- _Set exercise_:
Keep only the lines of the listing that include the word "févr", and copy them.

[Dataset excerpts]

-----

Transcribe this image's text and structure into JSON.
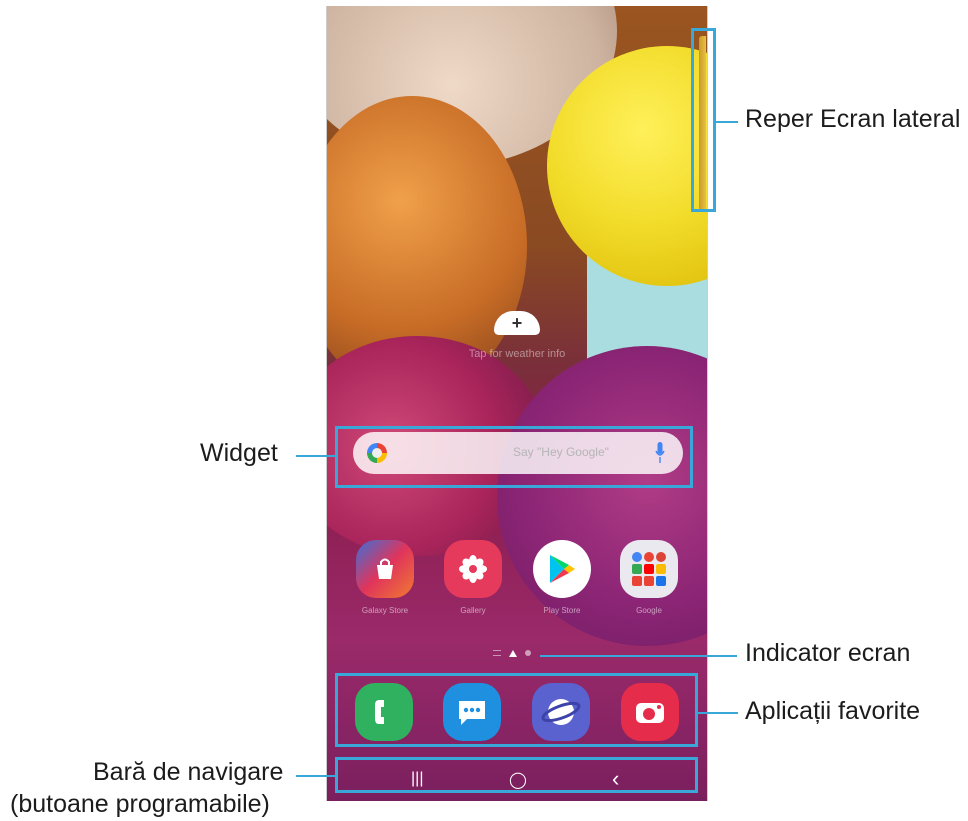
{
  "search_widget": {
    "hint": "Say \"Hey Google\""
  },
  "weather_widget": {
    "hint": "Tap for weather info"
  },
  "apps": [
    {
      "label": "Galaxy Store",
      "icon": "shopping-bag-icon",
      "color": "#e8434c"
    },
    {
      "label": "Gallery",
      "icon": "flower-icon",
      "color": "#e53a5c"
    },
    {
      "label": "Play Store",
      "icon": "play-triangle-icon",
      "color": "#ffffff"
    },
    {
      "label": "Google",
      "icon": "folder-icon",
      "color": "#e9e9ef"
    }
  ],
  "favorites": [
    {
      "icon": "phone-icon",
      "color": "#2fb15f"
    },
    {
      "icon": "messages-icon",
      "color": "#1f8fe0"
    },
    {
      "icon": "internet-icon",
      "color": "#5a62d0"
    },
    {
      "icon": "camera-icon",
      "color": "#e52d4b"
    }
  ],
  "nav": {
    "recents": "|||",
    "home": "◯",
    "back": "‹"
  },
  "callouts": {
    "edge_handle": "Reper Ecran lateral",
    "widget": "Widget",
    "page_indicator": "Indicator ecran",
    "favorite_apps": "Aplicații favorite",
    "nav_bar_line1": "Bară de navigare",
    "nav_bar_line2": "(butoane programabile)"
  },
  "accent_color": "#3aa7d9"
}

-----

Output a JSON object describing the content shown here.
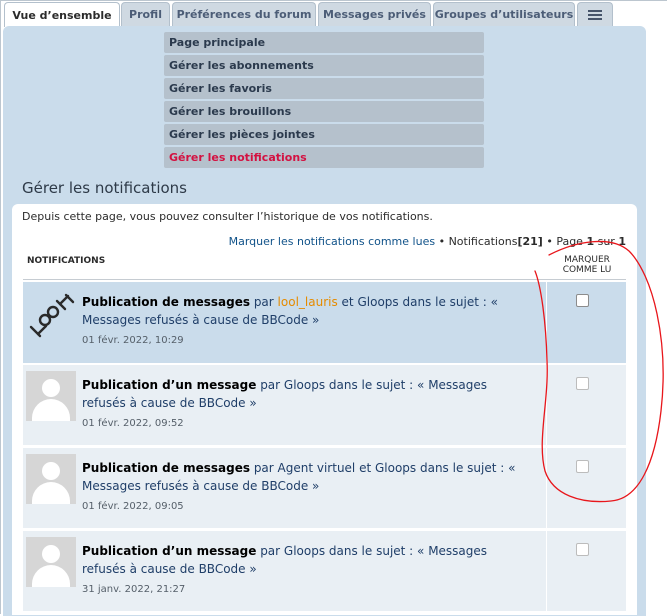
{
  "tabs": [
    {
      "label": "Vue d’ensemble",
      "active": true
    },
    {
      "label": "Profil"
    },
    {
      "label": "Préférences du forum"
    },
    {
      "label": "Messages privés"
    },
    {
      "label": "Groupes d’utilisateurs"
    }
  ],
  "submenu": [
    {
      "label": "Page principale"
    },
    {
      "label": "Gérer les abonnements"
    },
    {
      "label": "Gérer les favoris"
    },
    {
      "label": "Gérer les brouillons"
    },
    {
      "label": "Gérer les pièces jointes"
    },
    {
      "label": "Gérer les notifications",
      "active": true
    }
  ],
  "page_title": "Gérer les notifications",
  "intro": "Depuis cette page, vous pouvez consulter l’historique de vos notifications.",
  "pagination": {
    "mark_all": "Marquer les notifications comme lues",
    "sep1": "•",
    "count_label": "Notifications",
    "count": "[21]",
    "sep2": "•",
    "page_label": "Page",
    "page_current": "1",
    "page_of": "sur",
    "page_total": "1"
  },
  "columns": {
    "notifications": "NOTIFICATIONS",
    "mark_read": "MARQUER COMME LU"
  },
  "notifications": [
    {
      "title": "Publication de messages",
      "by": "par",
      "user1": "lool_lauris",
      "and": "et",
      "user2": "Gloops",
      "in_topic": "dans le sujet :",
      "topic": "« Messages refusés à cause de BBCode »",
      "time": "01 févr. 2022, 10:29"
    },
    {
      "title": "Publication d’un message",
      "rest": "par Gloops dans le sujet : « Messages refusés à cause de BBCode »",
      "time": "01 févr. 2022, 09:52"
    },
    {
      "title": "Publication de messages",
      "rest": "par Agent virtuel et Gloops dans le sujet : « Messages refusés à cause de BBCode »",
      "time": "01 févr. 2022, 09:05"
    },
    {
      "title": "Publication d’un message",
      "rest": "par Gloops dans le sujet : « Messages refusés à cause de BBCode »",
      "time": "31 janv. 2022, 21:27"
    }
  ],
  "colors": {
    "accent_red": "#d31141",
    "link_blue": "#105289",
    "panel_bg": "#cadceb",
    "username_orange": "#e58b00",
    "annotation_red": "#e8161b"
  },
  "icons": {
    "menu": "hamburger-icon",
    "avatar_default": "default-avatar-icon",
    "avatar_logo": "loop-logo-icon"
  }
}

-----

- _The output_:
      "time": "01 févr. 2022, 10:29"
      "time": "01 févr. 2022, 09:52"
      "time": "01 févr. 2022, 09:05"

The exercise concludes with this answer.